• Conjunto de tareas
• 1. Indique si cada una de las afirmaciones siguientes concuerda con el texto sobre el ideal griego, respondiendo sí o no y citando textualmente las palabras decisivas: (a) los griegos concibieron sus estatuas blancas; (b) la policromía de las estatuas griegas se descubrió a principios del siglo XIX; (c) con las estatuas se buscaba una reproducción realista de la naturaleza.
• 2. Reanude el texto sobre el ideal griego a partir de su última oración.

• Texto propuesto
Este ideal griego, con el tiempo, se fue minado de muchas incongruencias e inconsistencias, precisamente porque era una invención. Una de las cosas que más les costó aceptar a los alemanes, los más filo helenistas de Europa, fue el descubrimiento a principios del siglo XIX de que las estatuas griegas estaban policromadas, es decir, estaban pintadas de colores. Si bien, la mayoría de las estatuas griegas que han llegado hasta nosotros son blancas, es simplemente porque la pintura a desaparecido, pero no porque los griegos las idearan blancas. El color implica realismo y eso es precisamente algo que no se buscaba en absoluto, lo que se buscaba era un ideal de belleza y no una reproducción realista, mimética de la naturaleza. Por otro lado, la frase de Winckelmann «el hombre es más bello cuanto más blanco sea», considerando el blanco como el color que mejor refleja la luz, el mejor de los colores, el color de la belleza, esa frase y sus efectos, podemos imaginar qué clase de consecuencias trajo, produciendo una visión falseada y distorsionada del ideal griego para la historia europea y occidental.

• Registros de datos
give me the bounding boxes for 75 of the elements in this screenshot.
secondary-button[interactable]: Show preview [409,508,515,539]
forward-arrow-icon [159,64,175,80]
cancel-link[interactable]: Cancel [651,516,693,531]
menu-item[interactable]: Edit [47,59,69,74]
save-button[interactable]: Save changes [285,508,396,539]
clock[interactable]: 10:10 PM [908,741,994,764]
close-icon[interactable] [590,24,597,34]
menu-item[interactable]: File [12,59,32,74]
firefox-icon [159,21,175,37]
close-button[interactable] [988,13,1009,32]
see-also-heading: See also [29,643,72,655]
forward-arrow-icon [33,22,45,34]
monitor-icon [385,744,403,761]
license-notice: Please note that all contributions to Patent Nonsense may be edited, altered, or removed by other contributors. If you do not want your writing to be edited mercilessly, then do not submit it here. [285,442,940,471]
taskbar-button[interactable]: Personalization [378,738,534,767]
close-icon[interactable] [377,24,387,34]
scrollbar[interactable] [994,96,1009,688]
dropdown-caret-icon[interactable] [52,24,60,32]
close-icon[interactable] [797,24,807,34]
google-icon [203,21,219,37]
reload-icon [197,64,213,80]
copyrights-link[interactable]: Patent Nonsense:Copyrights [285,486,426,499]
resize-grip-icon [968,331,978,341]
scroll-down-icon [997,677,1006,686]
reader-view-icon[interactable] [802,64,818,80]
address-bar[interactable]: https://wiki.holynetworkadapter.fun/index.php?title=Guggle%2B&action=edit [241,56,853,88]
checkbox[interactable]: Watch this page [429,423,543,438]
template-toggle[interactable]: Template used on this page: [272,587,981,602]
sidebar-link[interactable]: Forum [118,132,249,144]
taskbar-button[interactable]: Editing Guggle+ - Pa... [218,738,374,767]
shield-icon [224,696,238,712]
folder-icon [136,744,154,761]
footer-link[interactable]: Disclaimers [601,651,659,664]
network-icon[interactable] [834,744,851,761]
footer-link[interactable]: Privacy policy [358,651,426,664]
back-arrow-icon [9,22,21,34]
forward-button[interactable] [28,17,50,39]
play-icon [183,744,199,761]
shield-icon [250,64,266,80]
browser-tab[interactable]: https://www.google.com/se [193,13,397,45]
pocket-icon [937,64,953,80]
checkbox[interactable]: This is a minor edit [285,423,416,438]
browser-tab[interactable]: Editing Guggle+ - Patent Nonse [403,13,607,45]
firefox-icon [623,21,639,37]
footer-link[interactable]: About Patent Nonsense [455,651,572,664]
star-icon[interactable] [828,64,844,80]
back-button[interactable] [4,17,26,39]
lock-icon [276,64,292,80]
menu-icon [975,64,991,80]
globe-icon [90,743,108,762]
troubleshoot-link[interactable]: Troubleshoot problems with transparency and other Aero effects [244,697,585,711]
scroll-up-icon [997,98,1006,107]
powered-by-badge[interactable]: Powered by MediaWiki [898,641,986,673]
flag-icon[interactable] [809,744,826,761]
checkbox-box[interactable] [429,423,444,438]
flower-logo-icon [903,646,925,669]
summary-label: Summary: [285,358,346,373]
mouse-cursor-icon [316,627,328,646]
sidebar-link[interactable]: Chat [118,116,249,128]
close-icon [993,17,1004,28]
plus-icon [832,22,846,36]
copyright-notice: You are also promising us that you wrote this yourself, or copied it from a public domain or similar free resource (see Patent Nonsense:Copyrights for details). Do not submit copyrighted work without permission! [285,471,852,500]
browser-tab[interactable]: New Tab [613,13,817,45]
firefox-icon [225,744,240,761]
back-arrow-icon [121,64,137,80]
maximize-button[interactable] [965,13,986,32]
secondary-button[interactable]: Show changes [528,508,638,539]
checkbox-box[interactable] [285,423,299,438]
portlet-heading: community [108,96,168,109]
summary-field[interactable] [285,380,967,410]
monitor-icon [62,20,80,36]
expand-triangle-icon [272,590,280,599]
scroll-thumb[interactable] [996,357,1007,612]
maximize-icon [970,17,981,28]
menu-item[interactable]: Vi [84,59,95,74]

• Lista de respuestas
• 1.
(a) No: «no porque los griegos las idearan blancas».
(b) Sí: «el descubrimiento a principios del siglo XIX de que las estatuas griegas estaban policromadas».
(c) No: «lo que se buscaba era un ideal de belleza y no una reproducción realista, mimética de la naturaleza».

• 2.
Sin salirnos de los límites de Grecia y su ideal clásico de belleza, la historia de Narciso, ese joven de la mitología griega de apariencia bella, hermosa y llamativa que termina enamorándose de su propia imagen reflejada en un estanque, y que, en una contemplación absorta, incapaz de separarse de su reflejo, acabó arrojándose a las aguas nos sumerge en la tragedia contemporánea de los cuerpos y el culto a la belleza: en la adoración del propio aspecto, en la relación del individuo con su aspecto corporal como punto fundamental. Anthony Giddens, en Modernidad e Identidad del Yo, dice «la palabra “cuerpo” evoca la idea de un concepto simple comparado con otros como el “yo”. El cuerpo es un objeto en el que todos tenemos el privilegio, o la fatalidad, de habitar, la fuente de sensaciones de bienestar y placer, pero también la sede de enfermedades y tensiones. Sin embargo, […] el cuerpo no es sólo una entidad física que “poseemos”: es un sistema de acción, un modo de práctica implicado en las interacciones de la vida cotidiana».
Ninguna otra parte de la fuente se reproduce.